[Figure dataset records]

[START]

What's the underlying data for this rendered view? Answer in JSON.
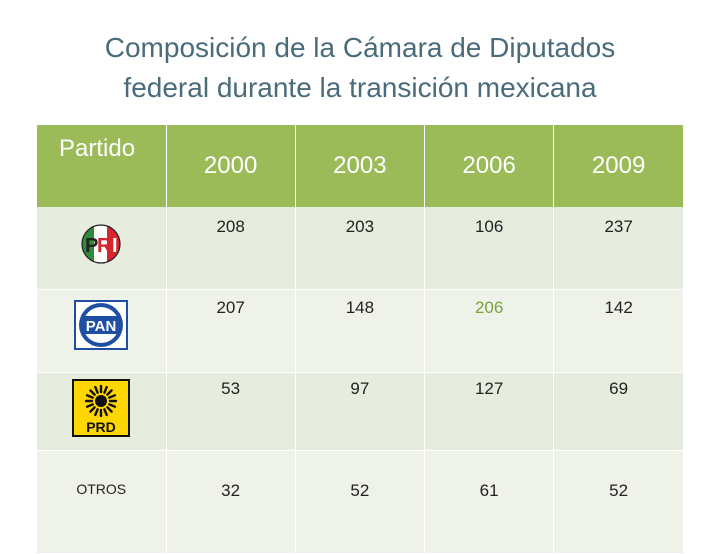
{
  "title": {
    "line1": "Composición de la Cámara de Diputados",
    "line2": "federal durante la transición mexicana"
  },
  "table": {
    "headers": [
      "Partido",
      "2000",
      "2003",
      "2006",
      "2009"
    ],
    "rows": [
      {
        "party": "PRI",
        "logo": "pri-logo-icon",
        "values": [
          "208",
          "203",
          "106",
          "237"
        ]
      },
      {
        "party": "PAN",
        "logo": "pan-logo-icon",
        "values": [
          "207",
          "148",
          "206",
          "142"
        ]
      },
      {
        "party": "PRD",
        "logo": "prd-logo-icon",
        "values": [
          "53",
          "97",
          "127",
          "69"
        ]
      },
      {
        "party": "OTROS",
        "values": [
          "32",
          "52",
          "61",
          "52"
        ]
      }
    ]
  },
  "colors": {
    "header": "#9bbb59",
    "highlight": "#77a23d",
    "title": "#4a6b7a"
  }
}
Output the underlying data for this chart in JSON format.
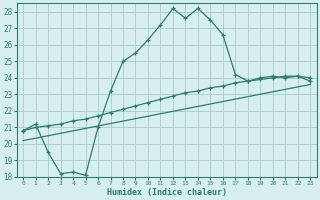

[END]

* **TASK TO CARRY OUT**
Pull out all lines from the entries above in which the word "this" appears.

* **COMPLETED EXERCISE**
What's the underlying data for this rendered view? Answer in JSON.
Output the underlying data for this chart in JSON format.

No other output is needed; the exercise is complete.